╭─ Supplied material
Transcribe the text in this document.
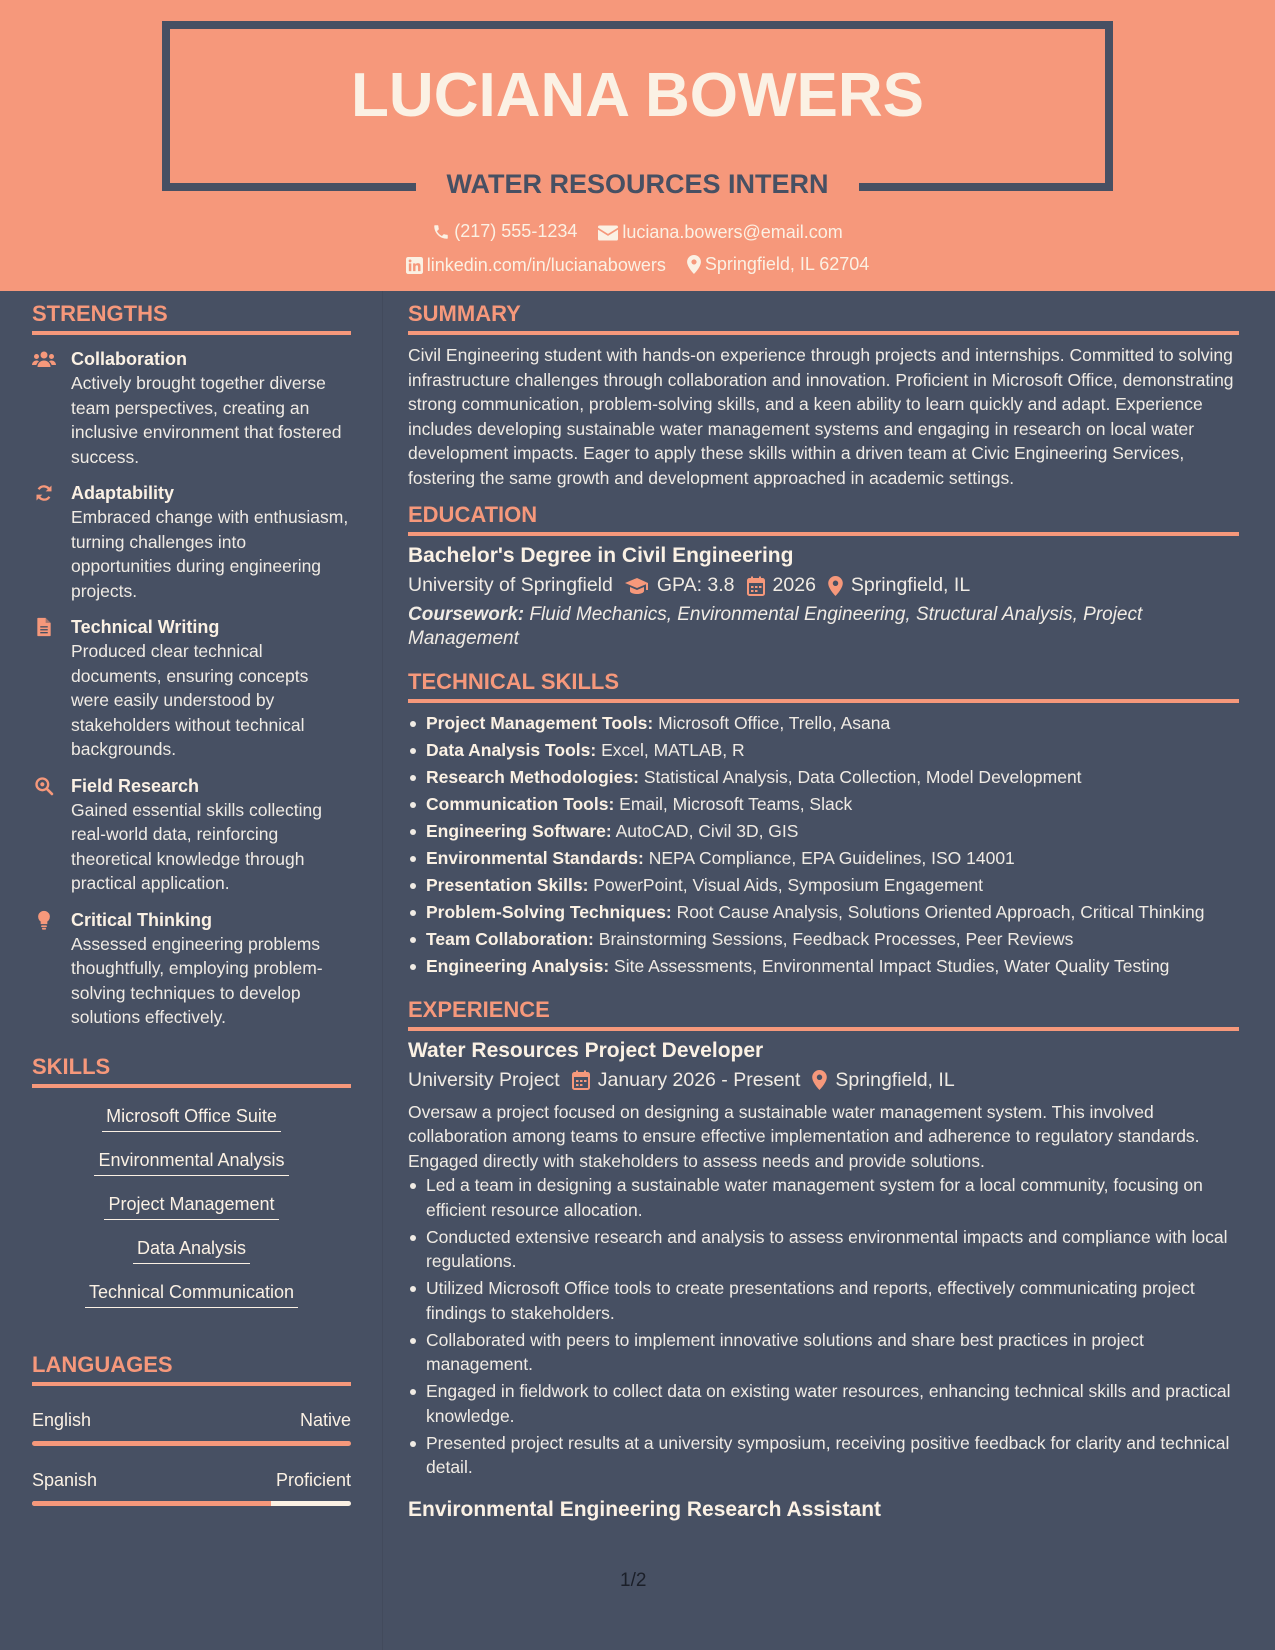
LUCIANA BOWERS
WATER RESOURCES INTERN
(217) 555-1234
	luciana.bowers@email.com
linkedin.com/in/lucianabowers
Springfield, IL 62704
STRENGTHS
Collaboration
Actively brought together diverse team perspectives, creating an inclusive environment that fostered success.
Adaptability
Embraced change with enthusiasm, turning challenges into opportunities during engineering projects.
Technical Writing
Produced clear technical documents, ensuring concepts were easily understood by stakeholders without technical backgrounds.
Field Research
Gained essential skills collecting real-world data, reinforcing theoretical knowledge through practical application.
Critical Thinking
Assessed engineering problems thoughtfully, employing problem-solving techniques to develop solutions effectively.
SKILLS
Microsoft Office Suite
Environmental Analysis
Project Management
Data Analysis
Technical Communication
LANGUAGES
English	Native
Spanish	Proficient
SUMMARY
Civil Engineering student with hands-on experience through projects and internships. Committed to solving infrastructure challenges through collaboration and innovation. Proficient in Microsoft Office, demonstrating strong communication, problem-solving skills, and a keen ability to learn quickly and adapt. Experience includes developing sustainable water management systems and engaging in research on local water development impacts. Eager to apply these skills within a driven team at Civic Engineering Services, fostering the same growth and development approached in academic settings.
EDUCATION
Bachelor's Degree in Civil Engineering
University of Springfield GPA: 3.8 2026 Springfield, IL
Coursework: Fluid Mechanics, Environmental Engineering, Structural Analysis, Project Management
TECHNICAL SKILLS
Project Management Tools: Microsoft Office, Trello, Asana
Data Analysis Tools: Excel, MATLAB, R
Research Methodologies: Statistical Analysis, Data Collection, Model Development
Communication Tools: Email, Microsoft Teams, Slack
Engineering Software: AutoCAD, Civil 3D, GIS
Environmental Standards: NEPA Compliance, EPA Guidelines, ISO 14001
Presentation Skills: PowerPoint, Visual Aids, Symposium Engagement
Problem-Solving Techniques: Root Cause Analysis, Solutions Oriented Approach, Critical Thinking
Team Collaboration: Brainstorming Sessions, Feedback Processes, Peer Reviews
Engineering Analysis: Site Assessments, Environmental Impact Studies, Water Quality Testing
EXPERIENCE
Water Resources Project Developer
University Project January 2026 - Present Springfield, IL
Oversaw a project focused on designing a sustainable water management system. This involved collaboration among teams to ensure effective implementation and adherence to regulatory standards. Engaged directly with stakeholders to assess needs and provide solutions.
Led a team in designing a sustainable water management system for a local community, focusing on efficient resource allocation.
Conducted extensive research and analysis to assess environmental impacts and compliance with local regulations.
Utilized Microsoft Office tools to create presentations and reports, effectively communicating project findings to stakeholders.
Collaborated with peers to implement innovative solutions and share best practices in project management.
Engaged in fieldwork to collect data on existing water resources, enhancing technical skills and practical knowledge.
Presented project results at a university symposium, receiving positive feedback for clarity and technical detail.
Environmental Engineering Research Assistant
1/2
╰─
The exercise
Sift the material for lines with the string "knowledge". Copy each one found.

Exercise solution
Gained essential skills collecting real-world data, reinforcing theoretical knowledge through practical application.
Engaged in fieldwork to collect data on existing water resources, enhancing technical skills and practical knowledge.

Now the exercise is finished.